--- RECORDED INFORMATION ---

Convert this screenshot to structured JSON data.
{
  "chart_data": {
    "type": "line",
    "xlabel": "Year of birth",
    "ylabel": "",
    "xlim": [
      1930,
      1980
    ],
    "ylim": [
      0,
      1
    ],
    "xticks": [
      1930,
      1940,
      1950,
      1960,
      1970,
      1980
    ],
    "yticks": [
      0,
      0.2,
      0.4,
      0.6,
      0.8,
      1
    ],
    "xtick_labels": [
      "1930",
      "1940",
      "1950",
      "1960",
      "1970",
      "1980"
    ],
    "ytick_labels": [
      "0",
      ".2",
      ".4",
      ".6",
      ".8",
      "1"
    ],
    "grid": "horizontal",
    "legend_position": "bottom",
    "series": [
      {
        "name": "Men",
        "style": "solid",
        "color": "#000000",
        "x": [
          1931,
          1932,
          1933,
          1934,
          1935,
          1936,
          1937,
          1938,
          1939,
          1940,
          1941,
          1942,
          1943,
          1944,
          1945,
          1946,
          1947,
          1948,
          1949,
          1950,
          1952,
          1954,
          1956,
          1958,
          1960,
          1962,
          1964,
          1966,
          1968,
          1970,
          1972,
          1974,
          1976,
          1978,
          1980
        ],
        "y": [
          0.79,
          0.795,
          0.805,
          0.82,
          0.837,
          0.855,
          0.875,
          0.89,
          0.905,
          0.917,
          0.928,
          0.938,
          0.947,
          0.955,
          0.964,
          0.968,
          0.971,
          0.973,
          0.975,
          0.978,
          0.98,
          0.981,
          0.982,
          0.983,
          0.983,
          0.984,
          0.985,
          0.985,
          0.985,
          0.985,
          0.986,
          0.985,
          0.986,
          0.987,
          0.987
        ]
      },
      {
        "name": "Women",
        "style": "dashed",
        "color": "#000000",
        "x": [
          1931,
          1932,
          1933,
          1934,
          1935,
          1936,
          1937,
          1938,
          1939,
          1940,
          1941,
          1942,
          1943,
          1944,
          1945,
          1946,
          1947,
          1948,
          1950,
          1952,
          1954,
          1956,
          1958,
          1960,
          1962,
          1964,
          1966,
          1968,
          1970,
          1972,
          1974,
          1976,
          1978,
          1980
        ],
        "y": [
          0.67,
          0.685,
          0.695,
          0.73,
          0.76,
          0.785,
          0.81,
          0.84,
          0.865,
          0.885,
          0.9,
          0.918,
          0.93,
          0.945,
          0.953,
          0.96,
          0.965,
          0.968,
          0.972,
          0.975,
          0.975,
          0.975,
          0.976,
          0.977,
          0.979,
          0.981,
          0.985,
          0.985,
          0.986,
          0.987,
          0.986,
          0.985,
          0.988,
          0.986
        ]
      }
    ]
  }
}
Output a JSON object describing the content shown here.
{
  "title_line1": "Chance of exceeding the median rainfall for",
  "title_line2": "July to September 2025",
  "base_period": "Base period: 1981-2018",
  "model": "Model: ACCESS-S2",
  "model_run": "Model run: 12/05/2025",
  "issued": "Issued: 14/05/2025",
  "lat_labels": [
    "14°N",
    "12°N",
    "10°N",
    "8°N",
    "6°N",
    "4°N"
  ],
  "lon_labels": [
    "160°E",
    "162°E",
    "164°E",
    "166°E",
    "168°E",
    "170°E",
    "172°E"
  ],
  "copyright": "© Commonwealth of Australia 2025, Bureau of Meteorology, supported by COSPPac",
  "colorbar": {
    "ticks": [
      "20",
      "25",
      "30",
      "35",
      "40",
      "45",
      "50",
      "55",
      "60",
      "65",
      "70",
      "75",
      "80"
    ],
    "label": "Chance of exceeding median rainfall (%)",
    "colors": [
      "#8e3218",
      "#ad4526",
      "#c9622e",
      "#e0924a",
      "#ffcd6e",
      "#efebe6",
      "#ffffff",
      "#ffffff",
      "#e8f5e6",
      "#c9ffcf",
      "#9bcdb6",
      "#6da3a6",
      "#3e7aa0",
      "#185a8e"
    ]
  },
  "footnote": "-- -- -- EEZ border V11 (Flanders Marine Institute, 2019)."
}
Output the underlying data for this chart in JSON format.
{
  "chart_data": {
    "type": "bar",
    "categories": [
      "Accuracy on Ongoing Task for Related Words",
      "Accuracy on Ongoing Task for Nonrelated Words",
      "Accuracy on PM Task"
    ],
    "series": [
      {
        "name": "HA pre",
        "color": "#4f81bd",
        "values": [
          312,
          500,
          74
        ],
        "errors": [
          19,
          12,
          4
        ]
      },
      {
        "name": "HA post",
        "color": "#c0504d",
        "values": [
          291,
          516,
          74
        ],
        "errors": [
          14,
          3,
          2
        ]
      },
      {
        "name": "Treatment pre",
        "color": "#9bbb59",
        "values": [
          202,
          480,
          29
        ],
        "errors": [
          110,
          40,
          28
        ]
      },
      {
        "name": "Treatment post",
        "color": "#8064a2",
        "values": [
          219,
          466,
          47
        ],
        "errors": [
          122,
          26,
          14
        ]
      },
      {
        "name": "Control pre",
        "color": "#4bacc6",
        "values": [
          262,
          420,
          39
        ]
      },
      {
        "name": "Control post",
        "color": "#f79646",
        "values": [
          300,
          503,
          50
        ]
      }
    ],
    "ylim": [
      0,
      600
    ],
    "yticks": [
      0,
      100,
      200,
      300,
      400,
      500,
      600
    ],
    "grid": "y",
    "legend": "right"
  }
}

---

Output the records exactly, including every line.

Convert this screenshot to structured JSON data.
{
  "chart_data": {
    "type": "line",
    "xlabel": "Year of birth",
    "ylabel": "",
    "xlim": [
      1930,
      1980
    ],
    "ylim": [
      0,
      1
    ],
    "xticks": [
      1930,
      1940,
      1950,
      1960,
      1970,
      1980
    ],
    "yticks": [
      0,
      0.2,
      0.4,
      0.6,
      0.8,
      1
    ],
    "xtick_labels": [
      "1930",
      "1940",
      "1950",
      "1960",
      "1970",
      "1980"
    ],
    "ytick_labels": [
      "0",
      ".2",
      ".4",
      ".6",
      ".8",
      "1"
    ],
    "grid": "horizontal",
    "legend_position": "bottom",
    "series": [
      {
        "name": "Men",
        "style": "solid",
        "color": "#000000",
        "x": [
          1931,
          1932,
          1933,
          1934,
          1935,
          1936,
          1937,
          1938,
          1939,
          1940,
          1941,
          1942,
          1943,
          1944,
          1945,
          1946,
          1947,
          1948,
          1949,
          1950,
          1952,
          1954,
          1956,
          1958,
          1960,
          1962,
          1964,
          1966,
          1968,
          1970,
          1972,
          1974,
          1976,
          1978,
          1980
        ],
        "y": [
          0.79,
          0.795,
          0.805,
          0.82,
          0.837,
          0.855,
          0.875,
          0.89,
          0.905,
          0.917,
          0.928,
          0.938,
          0.947,
          0.955,
          0.964,
          0.968,
          0.971,
          0.973,
          0.975,
          0.978,
          0.98,
          0.981,
          0.982,
          0.983,
          0.983,
          0.984,
          0.985,
          0.985,
          0.985,
          0.985,
          0.986,
          0.985,
          0.986,
          0.987,
          0.987
        ]
      },
      {
        "name": "Women",
        "style": "dashed",
        "color": "#000000",
        "x": [
          1931,
          1932,
          1933,
          1934,
          1935,
          1936,
          1937,
          1938,
          1939,
          1940,
          1941,
          1942,
          1943,
          1944,
          1945,
          1946,
          1947,
          1948,
          1950,
          1952,
          1954,
          1956,
          1958,
          1960,
          1962,
          1964,
          1966,
          1968,
          1970,
          1972,
          1974,
          1976,
          1978,
          1980
        ],
        "y": [
          0.67,
          0.685,
          0.695,
          0.73,
          0.76,
          0.785,
          0.81,
          0.84,
          0.865,
          0.885,
          0.9,
          0.918,
          0.93,
          0.945,
          0.953,
          0.96,
          0.965,
          0.968,
          0.972,
          0.975,
          0.975,
          0.975,
          0.976,
          0.977,
          0.979,
          0.981,
          0.985,
          0.985,
          0.986,
          0.987,
          0.986,
          0.985,
          0.988,
          0.986
        ]
      }
    ]
  }
}
Output a JSON object describing the content shown here.
{
  "title_line1": "Chance of exceeding the median rainfall for",
  "title_line2": "July to September 2025",
  "base_period": "Base period: 1981-2018",
  "model": "Model: ACCESS-S2",
  "model_run": "Model run: 12/05/2025",
  "issued": "Issued: 14/05/2025",
  "lat_labels": [
    "14°N",
    "12°N",
    "10°N",
    "8°N",
    "6°N",
    "4°N"
  ],
  "lon_labels": [
    "160°E",
    "162°E",
    "164°E",
    "166°E",
    "168°E",
    "170°E",
    "172°E"
  ],
  "copyright": "© Commonwealth of Australia 2025, Bureau of Meteorology, supported by COSPPac",
  "colorbar": {
    "ticks": [
      "20",
      "25",
      "30",
      "35",
      "40",
      "45",
      "50",
      "55",
      "60",
      "65",
      "70",
      "75",
      "80"
    ],
    "label": "Chance of exceeding median rainfall (%)",
    "colors": [
      "#8e3218",
      "#ad4526",
      "#c9622e",
      "#e0924a",
      "#ffcd6e",
      "#efebe6",
      "#ffffff",
      "#ffffff",
      "#e8f5e6",
      "#c9ffcf",
      "#9bcdb6",
      "#6da3a6",
      "#3e7aa0",
      "#185a8e"
    ]
  },
  "footnote": "-- -- -- EEZ border V11 (Flanders Marine Institute, 2019)."
}
Output the underlying data for this chart in JSON format.
{
  "chart_data": {
    "type": "bar",
    "categories": [
      "Accuracy on Ongoing Task for Related Words",
      "Accuracy on Ongoing Task for Nonrelated Words",
      "Accuracy on PM Task"
    ],
    "series": [
      {
        "name": "HA pre",
        "color": "#4f81bd",
        "values": [
          312,
          500,
          74
        ],
        "errors": [
          19,
          12,
          4
        ]
      },
      {
        "name": "HA post",
        "color": "#c0504d",
        "values": [
          291,
          516,
          74
        ],
        "errors": [
          14,
          3,
          2
        ]
      },
      {
        "name": "Treatment pre",
        "color": "#9bbb59",
        "values": [
          202,
          480,
          29
        ],
        "errors": [
          110,
          40,
          28
        ]
      },
      {
        "name": "Treatment post",
        "color": "#8064a2",
        "values": [
          219,
          466,
          47
        ],
        "errors": [
          122,
          26,
          14
        ]
      },
      {
        "name": "Control pre",
        "color": "#4bacc6",
        "values": [
          262,
          420,
          39
        ]
      },
      {
        "name": "Control post",
        "color": "#f79646",
        "values": [
          300,
          503,
          50
        ]
      }
    ],
    "ylim": [
      0,
      600
    ],
    "yticks": [
      0,
      100,
      200,
      300,
      400,
      500,
      600
    ],
    "grid": "y",
    "legend": "right"
  }
}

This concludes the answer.